Material for the task:
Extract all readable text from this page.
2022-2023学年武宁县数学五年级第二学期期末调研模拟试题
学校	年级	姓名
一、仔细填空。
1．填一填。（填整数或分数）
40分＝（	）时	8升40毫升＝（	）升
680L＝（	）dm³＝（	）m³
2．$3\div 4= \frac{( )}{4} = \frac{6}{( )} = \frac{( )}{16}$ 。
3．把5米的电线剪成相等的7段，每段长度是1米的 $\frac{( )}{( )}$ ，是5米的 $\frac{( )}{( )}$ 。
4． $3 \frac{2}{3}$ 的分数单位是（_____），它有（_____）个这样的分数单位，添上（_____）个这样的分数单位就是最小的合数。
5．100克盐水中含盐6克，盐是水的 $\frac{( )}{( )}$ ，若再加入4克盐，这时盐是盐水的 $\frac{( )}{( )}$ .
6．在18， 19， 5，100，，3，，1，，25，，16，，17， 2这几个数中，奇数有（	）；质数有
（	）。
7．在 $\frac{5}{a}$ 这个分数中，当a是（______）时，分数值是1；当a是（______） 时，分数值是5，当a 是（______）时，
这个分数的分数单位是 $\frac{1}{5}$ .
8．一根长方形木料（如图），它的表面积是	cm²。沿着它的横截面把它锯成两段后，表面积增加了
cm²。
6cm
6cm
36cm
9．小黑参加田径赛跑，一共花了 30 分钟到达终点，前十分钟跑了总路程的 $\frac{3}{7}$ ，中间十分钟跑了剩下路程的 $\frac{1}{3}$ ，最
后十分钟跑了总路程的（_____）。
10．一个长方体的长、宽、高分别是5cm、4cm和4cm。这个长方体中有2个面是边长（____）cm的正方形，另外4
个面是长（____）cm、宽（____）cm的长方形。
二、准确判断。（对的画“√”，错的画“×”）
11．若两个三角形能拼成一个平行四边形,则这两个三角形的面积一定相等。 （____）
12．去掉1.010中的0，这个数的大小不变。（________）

What you are asked to do: Write out the entries above word for word.

In response:
Extract all readable text from this page.
2022-2023学年武宁县数学五年级第二学期期末调研模拟试题
学校	年级	姓名
一、仔细填空。
1．填一填。（填整数或分数）
40分＝（	）时	8升40毫升＝（	）升
680L＝（	）dm³＝（	）m³
2．$3\div 4= \frac{( )}{4} = \frac{6}{( )} = \frac{( )}{16}$ 。
3．把5米的电线剪成相等的7段，每段长度是1米的 $\frac{( )}{( )}$ ，是5米的 $\frac{( )}{( )}$ 。
4． $3 \frac{2}{3}$ 的分数单位是（_____），它有（_____）个这样的分数单位，添上（_____）个这样的分数单位就是最小的合数。
5．100克盐水中含盐6克，盐是水的 $\frac{( )}{( )}$ ，若再加入4克盐，这时盐是盐水的 $\frac{( )}{( )}$ .
6．在18， 19， 5，100，，3，，1，，25，，16，，17， 2这几个数中，奇数有（	）；质数有
（	）。
7．在 $\frac{5}{a}$ 这个分数中，当a是（______）时，分数值是1；当a是（______） 时，分数值是5，当a 是（______）时，
这个分数的分数单位是 $\frac{1}{5}$ .
8．一根长方形木料（如图），它的表面积是	cm²。沿着它的横截面把它锯成两段后，表面积增加了
cm²。
6cm
6cm
36cm
9．小黑参加田径赛跑，一共花了 30 分钟到达终点，前十分钟跑了总路程的 $\frac{3}{7}$ ，中间十分钟跑了剩下路程的 $\frac{1}{3}$ ，最
后十分钟跑了总路程的（_____）。
10．一个长方体的长、宽、高分别是5cm、4cm和4cm。这个长方体中有2个面是边长（____）cm的正方形，另外4
个面是长（____）cm、宽（____）cm的长方形。
二、准确判断。（对的画“√”，错的画“×”）
11．若两个三角形能拼成一个平行四边形,则这两个三角形的面积一定相等。 （____）
12．去掉1.010中的0，这个数的大小不变。（________）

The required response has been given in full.